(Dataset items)
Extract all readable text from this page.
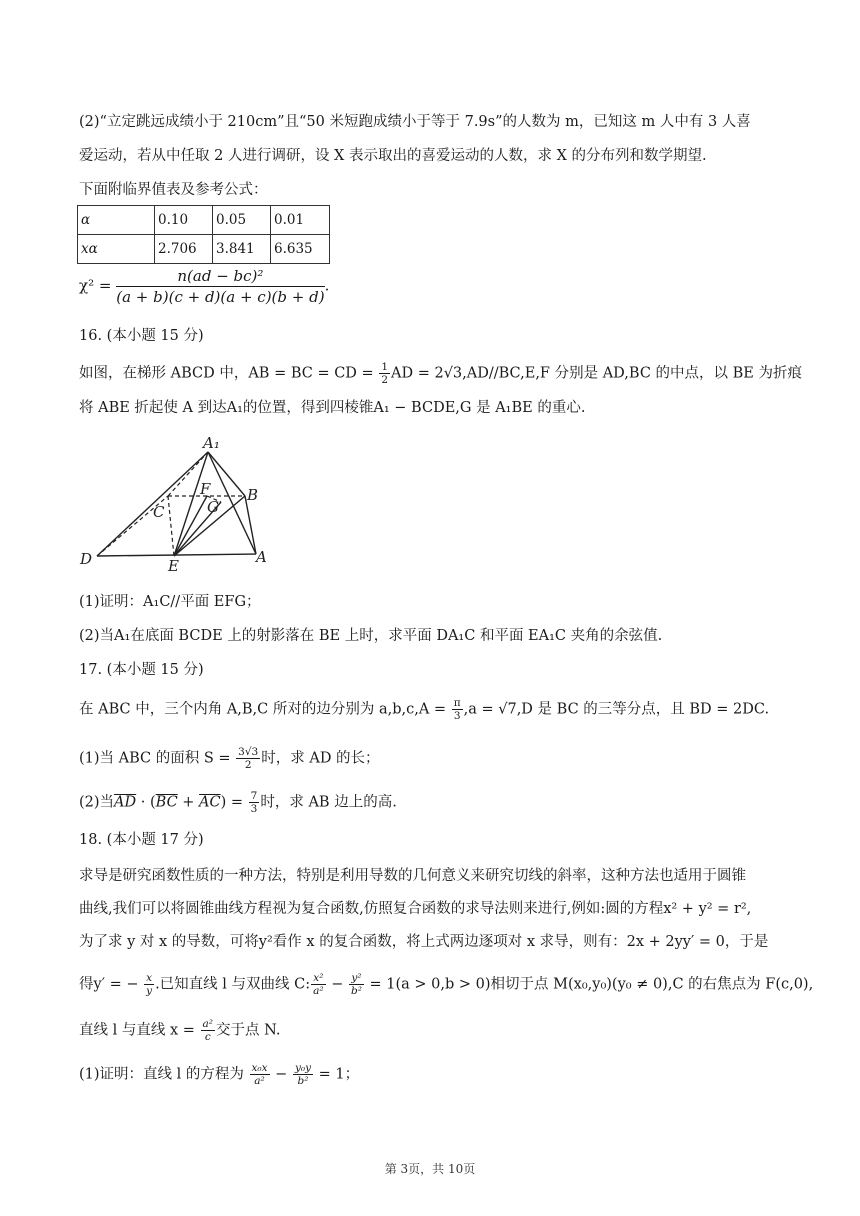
(2)“立定跳远成绩小于 210cm”且“50 米短跑成绩小于等于 7.9s”的人数为 m，已知这 m 人中有 3 人喜
爱运动，若从中任取 2 人进行调研，设 X 表示取出的喜爱运动的人数，求 X 的分布列和数学期望.
下面附临界值表及参考公式：
α	0.10	0.05	0.01
xα	2.706	3.841	6.635
$\chi^2 = \frac{\text{n(ad − bc)²}}{(a + b)(c + d)(a + c)(b + d)}$.
16. (本小题 15 分)
如图，在梯形 ABCD 中，AB = BC = CD = $\frac{1}{2}$ AD = 2√3,AD//BC,E,F 分别是 AD,BC 的中点，以 BE 为折痕
将 ABE 折起使 A 到达A₁的位置，得到四棱锥A₁ − BCDE,G 是 A₁BE 的重心.
A₁
B
C
D	E
F
G
A
(1)证明：A₁C//平面 EFG；
(2)当A₁在底面 BCDE 上的射影落在 BE 上时，求平面 DA₁C 和平面 EA₁C 夹角的余弦值.
17. (本小题 15 分)
在 ABC 中，三个内角 A,B,C 所对的边分别为 $a,b,c,A = \frac{\pi}{3} ,a = √7,D$ 是 BC 的三等分点，且 BD = 2DC.
(1)当 ABC 的面积 $S = \frac{3√3}{2}$ 时，求 AD 的长；
(2)当$\overline{AD} \cdot (\overline{BC} + \overline{AC}) = \frac{7}{3}$ 时，求 AB 边上的高.
18. (本小题 17 分)
求导是研究函数性质的一种方法，特别是利用导数的几何意义来研究切线的斜率，这种方法也适用于圆锥
曲线,我们可以将圆锥曲线方程视为复合函数,仿照复合函数的求导法则来进行,例如:圆的方程x² + y² = r²,
为了求 y 对 x 的导数，可将y²看作 x 的复合函数，将上式两边逐项对 x 求导，则有：2x + 2yy′ = 0，于是
得y′ = − $\frac{x}{y}$ .已知直线 l 与双曲线 C: $\frac{\text{x²}}{\text{a²}} - \frac{\text{y²}}{\text{b²}} = 1(a > 0,b > 0)$相切于点 M(x₀,y₀)(y₀ ≠ 0),C 的右焦点为 F(c,0),
直线 l 与直线 $x = \frac{\text{a²}}{c}$ 交于点 N.
(1)证明：直线 l 的方程为 $\frac{\text{x₀x}}{\text{a²}} - \frac{\text{y₀y}}{\text{b²}} = 1$；
第 3页，共 10页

• Required work:
Where a line in the entries holds "text", copy that line.

• The output:
Extract all readable text from this page.
$\chi^2 = \frac{\text{n(ad − bc)²}}{(a + b)(c + d)(a + c)(b + d)}$.
得y′ = − $\frac{x}{y}$ .已知直线 l 与双曲线 C: $\frac{\text{x²}}{\text{a²}} - \frac{\text{y²}}{\text{b²}} = 1(a > 0,b > 0)$相切于点 M(x₀,y₀)(y₀ ≠ 0),C 的右焦点为 F(c,0),
直线 l 与直线 $x = \frac{\text{a²}}{c}$ 交于点 N.
(1)证明：直线 l 的方程为 $\frac{\text{x₀x}}{\text{a²}} - \frac{\text{y₀y}}{\text{b²}} = 1$；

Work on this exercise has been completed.